→ **DIRECTIVE**
Exactly reproduce the entries, dropping any pictures from your copy.

● ● ● ● ● ● ●

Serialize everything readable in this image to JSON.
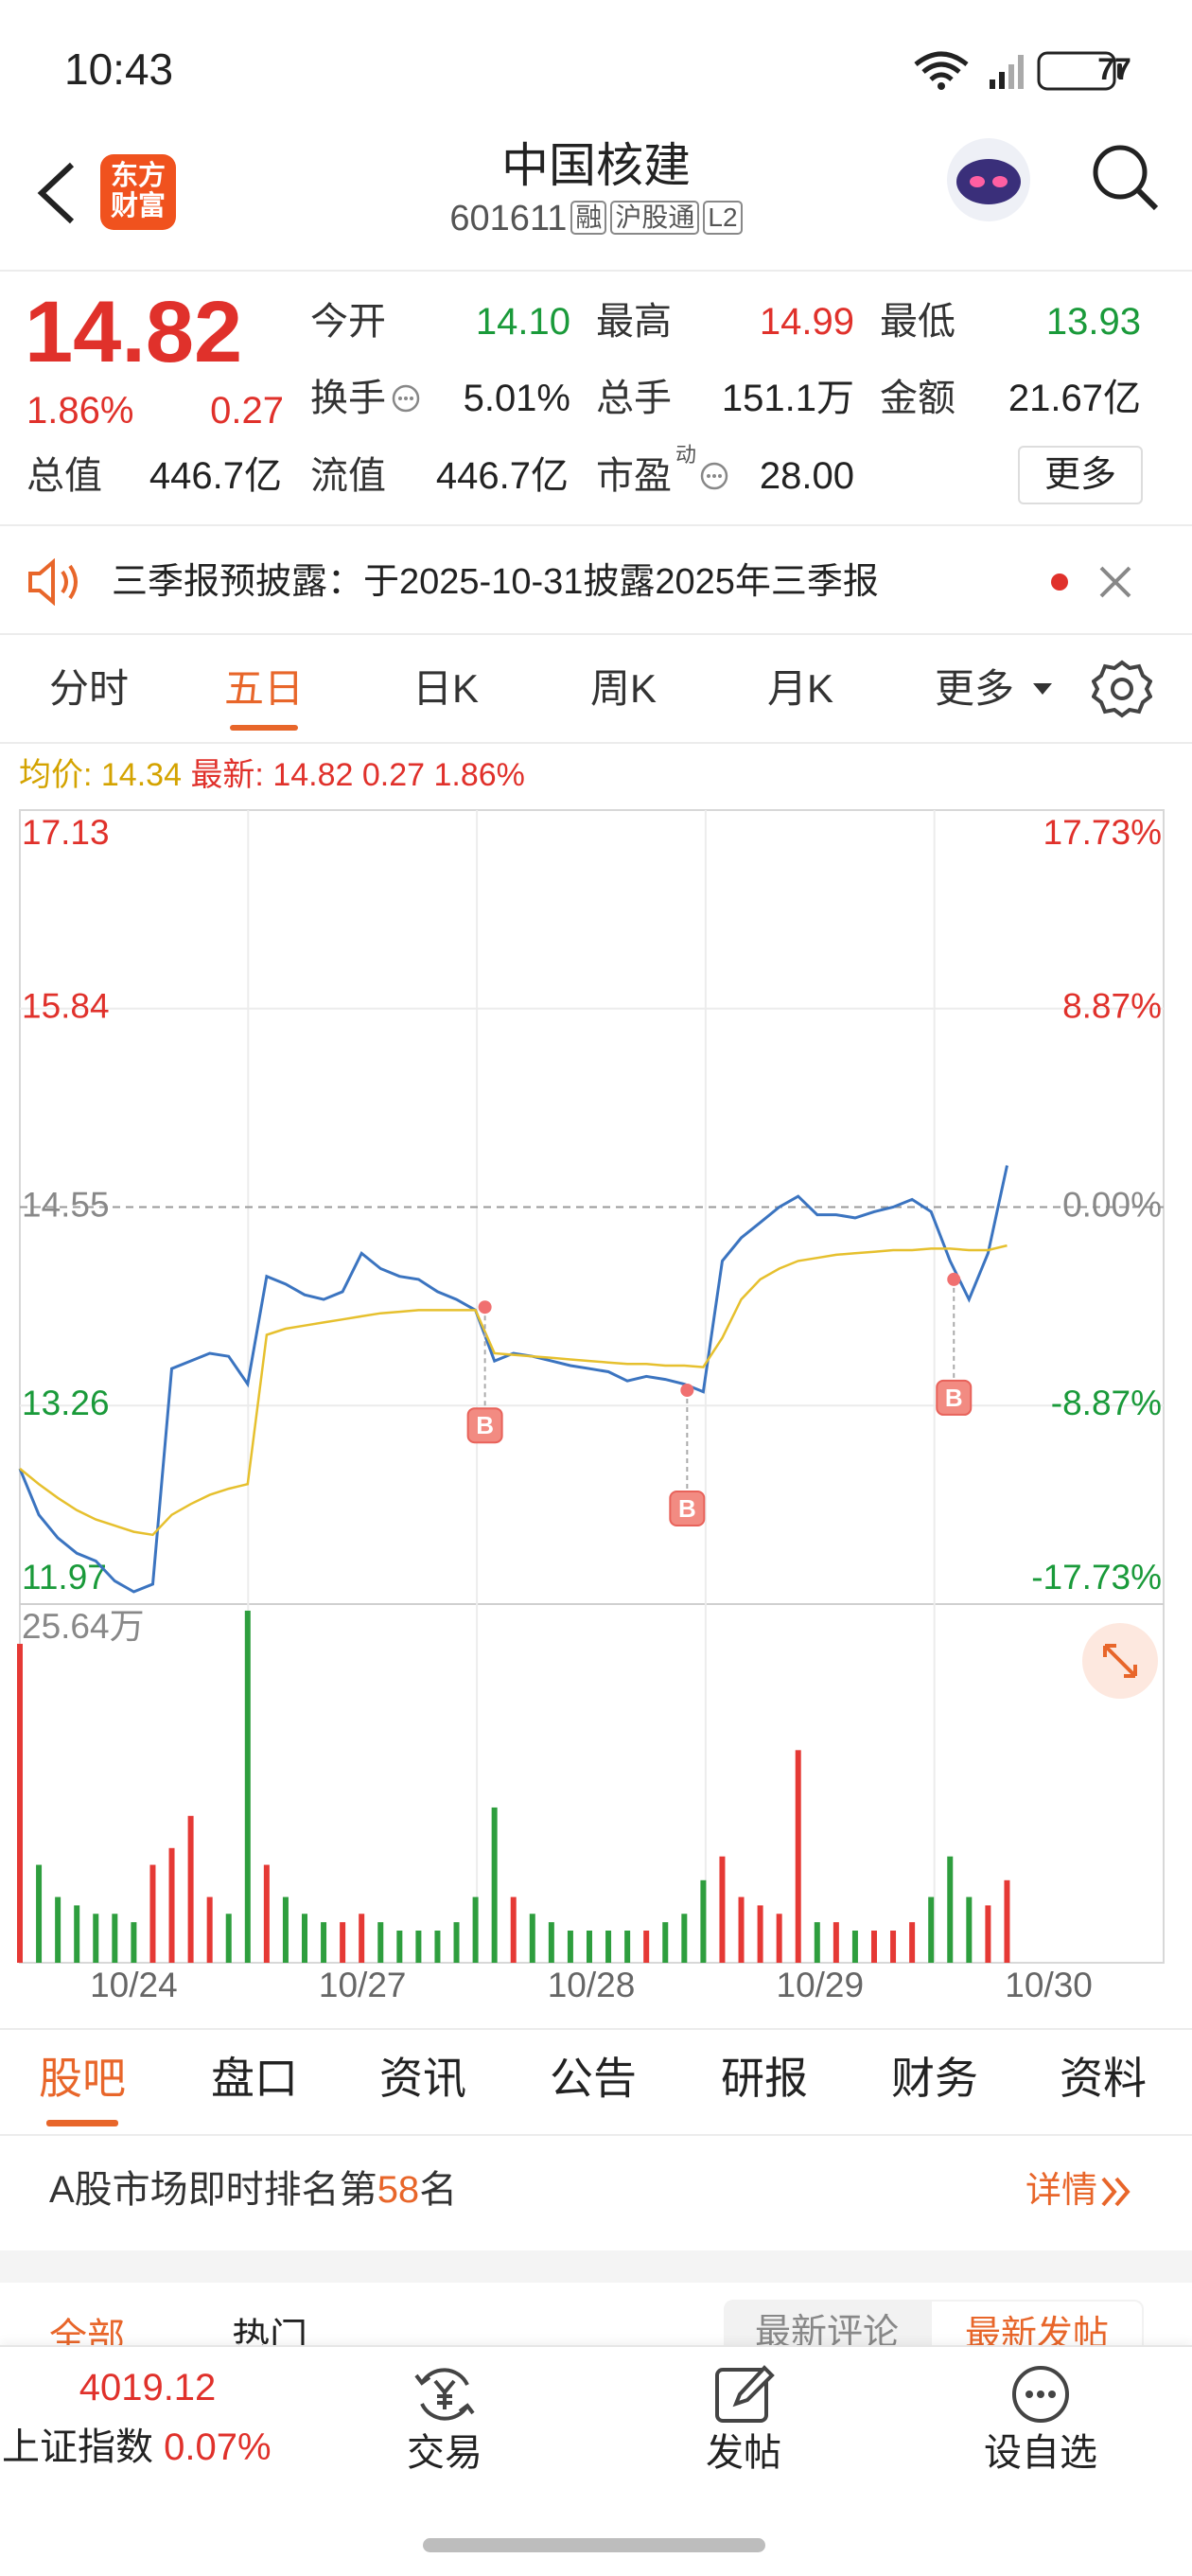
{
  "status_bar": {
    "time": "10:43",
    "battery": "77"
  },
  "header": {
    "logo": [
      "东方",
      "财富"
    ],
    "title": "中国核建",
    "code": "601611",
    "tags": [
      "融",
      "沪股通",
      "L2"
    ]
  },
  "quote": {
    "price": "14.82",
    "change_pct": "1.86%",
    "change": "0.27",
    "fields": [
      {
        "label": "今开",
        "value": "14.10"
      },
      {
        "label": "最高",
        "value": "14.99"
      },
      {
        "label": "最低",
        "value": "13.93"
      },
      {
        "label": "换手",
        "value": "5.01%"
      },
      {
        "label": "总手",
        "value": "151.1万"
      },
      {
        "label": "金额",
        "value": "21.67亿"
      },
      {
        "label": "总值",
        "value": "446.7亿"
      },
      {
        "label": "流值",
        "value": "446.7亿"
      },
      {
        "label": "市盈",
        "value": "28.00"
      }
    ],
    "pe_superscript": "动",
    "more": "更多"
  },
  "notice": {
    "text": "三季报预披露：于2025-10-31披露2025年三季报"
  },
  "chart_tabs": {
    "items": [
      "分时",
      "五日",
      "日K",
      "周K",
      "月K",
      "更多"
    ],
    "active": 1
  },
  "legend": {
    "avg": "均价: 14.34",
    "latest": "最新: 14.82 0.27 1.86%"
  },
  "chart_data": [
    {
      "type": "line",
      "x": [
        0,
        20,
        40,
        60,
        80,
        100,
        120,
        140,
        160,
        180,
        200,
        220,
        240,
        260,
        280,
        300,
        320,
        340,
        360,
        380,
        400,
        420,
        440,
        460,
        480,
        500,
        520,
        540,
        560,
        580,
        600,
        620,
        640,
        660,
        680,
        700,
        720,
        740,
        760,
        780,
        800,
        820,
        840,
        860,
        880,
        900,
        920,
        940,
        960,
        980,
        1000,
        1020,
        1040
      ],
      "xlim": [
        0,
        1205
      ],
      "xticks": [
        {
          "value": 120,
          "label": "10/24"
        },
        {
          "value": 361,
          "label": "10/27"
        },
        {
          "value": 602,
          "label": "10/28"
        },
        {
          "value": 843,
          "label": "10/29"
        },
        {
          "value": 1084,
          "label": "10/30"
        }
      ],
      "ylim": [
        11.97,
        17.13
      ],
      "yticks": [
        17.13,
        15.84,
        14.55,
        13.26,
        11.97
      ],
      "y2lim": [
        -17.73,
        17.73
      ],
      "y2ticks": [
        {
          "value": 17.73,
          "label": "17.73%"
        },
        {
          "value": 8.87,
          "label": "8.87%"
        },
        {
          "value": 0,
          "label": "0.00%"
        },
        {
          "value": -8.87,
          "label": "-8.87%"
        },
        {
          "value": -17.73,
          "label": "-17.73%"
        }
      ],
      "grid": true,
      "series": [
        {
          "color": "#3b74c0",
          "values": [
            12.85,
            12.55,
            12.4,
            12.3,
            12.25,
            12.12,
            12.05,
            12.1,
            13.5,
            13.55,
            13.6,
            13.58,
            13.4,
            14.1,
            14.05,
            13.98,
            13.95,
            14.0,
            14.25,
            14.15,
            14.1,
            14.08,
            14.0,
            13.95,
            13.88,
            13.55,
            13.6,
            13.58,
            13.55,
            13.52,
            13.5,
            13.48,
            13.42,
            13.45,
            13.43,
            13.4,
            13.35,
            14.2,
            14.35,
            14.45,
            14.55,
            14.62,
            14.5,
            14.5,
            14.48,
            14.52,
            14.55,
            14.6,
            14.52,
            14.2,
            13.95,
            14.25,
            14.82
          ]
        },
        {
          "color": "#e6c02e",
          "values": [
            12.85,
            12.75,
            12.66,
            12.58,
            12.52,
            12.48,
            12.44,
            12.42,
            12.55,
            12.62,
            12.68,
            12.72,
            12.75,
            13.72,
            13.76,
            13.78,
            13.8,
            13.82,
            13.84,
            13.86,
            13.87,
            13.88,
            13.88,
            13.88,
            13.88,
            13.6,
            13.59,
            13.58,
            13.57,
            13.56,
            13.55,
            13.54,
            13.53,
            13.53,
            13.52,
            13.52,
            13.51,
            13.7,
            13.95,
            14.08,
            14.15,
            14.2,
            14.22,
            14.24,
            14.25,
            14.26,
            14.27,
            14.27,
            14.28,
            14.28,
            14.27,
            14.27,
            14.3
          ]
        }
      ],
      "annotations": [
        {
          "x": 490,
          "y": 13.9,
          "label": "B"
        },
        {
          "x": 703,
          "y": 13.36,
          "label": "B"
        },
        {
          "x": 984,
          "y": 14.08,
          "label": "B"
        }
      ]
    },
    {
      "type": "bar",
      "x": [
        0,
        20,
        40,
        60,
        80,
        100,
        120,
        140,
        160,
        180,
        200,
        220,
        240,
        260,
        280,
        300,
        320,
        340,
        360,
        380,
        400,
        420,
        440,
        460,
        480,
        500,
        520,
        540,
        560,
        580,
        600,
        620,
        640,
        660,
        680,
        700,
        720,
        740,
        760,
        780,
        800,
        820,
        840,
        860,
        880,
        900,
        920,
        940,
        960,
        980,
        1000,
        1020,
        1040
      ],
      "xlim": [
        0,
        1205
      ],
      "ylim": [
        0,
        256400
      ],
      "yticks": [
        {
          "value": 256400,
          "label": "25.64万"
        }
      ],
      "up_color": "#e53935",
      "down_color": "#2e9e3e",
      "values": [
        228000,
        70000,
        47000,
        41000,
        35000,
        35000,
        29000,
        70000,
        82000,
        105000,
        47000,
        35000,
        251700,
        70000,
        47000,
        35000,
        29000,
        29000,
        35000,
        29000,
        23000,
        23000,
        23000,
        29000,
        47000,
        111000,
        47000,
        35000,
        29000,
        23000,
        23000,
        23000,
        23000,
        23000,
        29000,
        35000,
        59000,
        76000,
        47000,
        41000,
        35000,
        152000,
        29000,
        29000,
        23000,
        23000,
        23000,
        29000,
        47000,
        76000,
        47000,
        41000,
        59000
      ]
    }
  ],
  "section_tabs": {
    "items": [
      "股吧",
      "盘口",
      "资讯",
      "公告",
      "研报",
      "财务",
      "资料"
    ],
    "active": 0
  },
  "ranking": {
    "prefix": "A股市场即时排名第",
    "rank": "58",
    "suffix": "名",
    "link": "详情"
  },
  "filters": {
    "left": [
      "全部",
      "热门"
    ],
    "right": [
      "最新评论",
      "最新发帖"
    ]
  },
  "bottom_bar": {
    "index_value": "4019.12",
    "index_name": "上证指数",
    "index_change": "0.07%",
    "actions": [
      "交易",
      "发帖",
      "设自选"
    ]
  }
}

● ● ● ● ● ● ●

→ **EXPECTED OUTPUT**
Serialize everything readable in this image to JSON.
{
  "status_bar": {
    "time": "10:43",
    "battery": "77"
  },
  "header": {
    "logo": [
      "东方",
      "财富"
    ],
    "title": "中国核建",
    "code": "601611",
    "tags": [
      "融",
      "沪股通",
      "L2"
    ]
  },
  "quote": {
    "price": "14.82",
    "change_pct": "1.86%",
    "change": "0.27",
    "fields": [
      {
        "label": "今开",
        "value": "14.10"
      },
      {
        "label": "最高",
        "value": "14.99"
      },
      {
        "label": "最低",
        "value": "13.93"
      },
      {
        "label": "换手",
        "value": "5.01%"
      },
      {
        "label": "总手",
        "value": "151.1万"
      },
      {
        "label": "金额",
        "value": "21.67亿"
      },
      {
        "label": "总值",
        "value": "446.7亿"
      },
      {
        "label": "流值",
        "value": "446.7亿"
      },
      {
        "label": "市盈",
        "value": "28.00"
      }
    ],
    "pe_superscript": "动",
    "more": "更多"
  },
  "notice": {
    "text": "三季报预披露：于2025-10-31披露2025年三季报"
  },
  "chart_tabs": {
    "items": [
      "分时",
      "五日",
      "日K",
      "周K",
      "月K",
      "更多"
    ],
    "active": 1
  },
  "legend": {
    "avg": "均价: 14.34",
    "latest": "最新: 14.82 0.27 1.86%"
  },
  "chart_data": [
    {
      "type": "line",
      "x": [
        0,
        20,
        40,
        60,
        80,
        100,
        120,
        140,
        160,
        180,
        200,
        220,
        240,
        260,
        280,
        300,
        320,
        340,
        360,
        380,
        400,
        420,
        440,
        460,
        480,
        500,
        520,
        540,
        560,
        580,
        600,
        620,
        640,
        660,
        680,
        700,
        720,
        740,
        760,
        780,
        800,
        820,
        840,
        860,
        880,
        900,
        920,
        940,
        960,
        980,
        1000,
        1020,
        1040
      ],
      "xlim": [
        0,
        1205
      ],
      "xticks": [
        {
          "value": 120,
          "label": "10/24"
        },
        {
          "value": 361,
          "label": "10/27"
        },
        {
          "value": 602,
          "label": "10/28"
        },
        {
          "value": 843,
          "label": "10/29"
        },
        {
          "value": 1084,
          "label": "10/30"
        }
      ],
      "ylim": [
        11.97,
        17.13
      ],
      "yticks": [
        17.13,
        15.84,
        14.55,
        13.26,
        11.97
      ],
      "y2lim": [
        -17.73,
        17.73
      ],
      "y2ticks": [
        {
          "value": 17.73,
          "label": "17.73%"
        },
        {
          "value": 8.87,
          "label": "8.87%"
        },
        {
          "value": 0,
          "label": "0.00%"
        },
        {
          "value": -8.87,
          "label": "-8.87%"
        },
        {
          "value": -17.73,
          "label": "-17.73%"
        }
      ],
      "grid": true,
      "series": [
        {
          "color": "#3b74c0",
          "values": [
            12.85,
            12.55,
            12.4,
            12.3,
            12.25,
            12.12,
            12.05,
            12.1,
            13.5,
            13.55,
            13.6,
            13.58,
            13.4,
            14.1,
            14.05,
            13.98,
            13.95,
            14.0,
            14.25,
            14.15,
            14.1,
            14.08,
            14.0,
            13.95,
            13.88,
            13.55,
            13.6,
            13.58,
            13.55,
            13.52,
            13.5,
            13.48,
            13.42,
            13.45,
            13.43,
            13.4,
            13.35,
            14.2,
            14.35,
            14.45,
            14.55,
            14.62,
            14.5,
            14.5,
            14.48,
            14.52,
            14.55,
            14.6,
            14.52,
            14.2,
            13.95,
            14.25,
            14.82
          ]
        },
        {
          "color": "#e6c02e",
          "values": [
            12.85,
            12.75,
            12.66,
            12.58,
            12.52,
            12.48,
            12.44,
            12.42,
            12.55,
            12.62,
            12.68,
            12.72,
            12.75,
            13.72,
            13.76,
            13.78,
            13.8,
            13.82,
            13.84,
            13.86,
            13.87,
            13.88,
            13.88,
            13.88,
            13.88,
            13.6,
            13.59,
            13.58,
            13.57,
            13.56,
            13.55,
            13.54,
            13.53,
            13.53,
            13.52,
            13.52,
            13.51,
            13.7,
            13.95,
            14.08,
            14.15,
            14.2,
            14.22,
            14.24,
            14.25,
            14.26,
            14.27,
            14.27,
            14.28,
            14.28,
            14.27,
            14.27,
            14.3
          ]
        }
      ],
      "annotations": [
        {
          "x": 490,
          "y": 13.9,
          "label": "B"
        },
        {
          "x": 703,
          "y": 13.36,
          "label": "B"
        },
        {
          "x": 984,
          "y": 14.08,
          "label": "B"
        }
      ]
    },
    {
      "type": "bar",
      "x": [
        0,
        20,
        40,
        60,
        80,
        100,
        120,
        140,
        160,
        180,
        200,
        220,
        240,
        260,
        280,
        300,
        320,
        340,
        360,
        380,
        400,
        420,
        440,
        460,
        480,
        500,
        520,
        540,
        560,
        580,
        600,
        620,
        640,
        660,
        680,
        700,
        720,
        740,
        760,
        780,
        800,
        820,
        840,
        860,
        880,
        900,
        920,
        940,
        960,
        980,
        1000,
        1020,
        1040
      ],
      "xlim": [
        0,
        1205
      ],
      "ylim": [
        0,
        256400
      ],
      "yticks": [
        {
          "value": 256400,
          "label": "25.64万"
        }
      ],
      "up_color": "#e53935",
      "down_color": "#2e9e3e",
      "values": [
        228000,
        70000,
        47000,
        41000,
        35000,
        35000,
        29000,
        70000,
        82000,
        105000,
        47000,
        35000,
        251700,
        70000,
        47000,
        35000,
        29000,
        29000,
        35000,
        29000,
        23000,
        23000,
        23000,
        29000,
        47000,
        111000,
        47000,
        35000,
        29000,
        23000,
        23000,
        23000,
        23000,
        23000,
        29000,
        35000,
        59000,
        76000,
        47000,
        41000,
        35000,
        152000,
        29000,
        29000,
        23000,
        23000,
        23000,
        29000,
        47000,
        76000,
        47000,
        41000,
        59000
      ]
    }
  ],
  "section_tabs": {
    "items": [
      "股吧",
      "盘口",
      "资讯",
      "公告",
      "研报",
      "财务",
      "资料"
    ],
    "active": 0
  },
  "ranking": {
    "prefix": "A股市场即时排名第",
    "rank": "58",
    "suffix": "名",
    "link": "详情"
  },
  "filters": {
    "left": [
      "全部",
      "热门"
    ],
    "right": [
      "最新评论",
      "最新发帖"
    ]
  },
  "bottom_bar": {
    "index_value": "4019.12",
    "index_name": "上证指数",
    "index_change": "0.07%",
    "actions": [
      "交易",
      "发帖",
      "设自选"
    ]
  }
}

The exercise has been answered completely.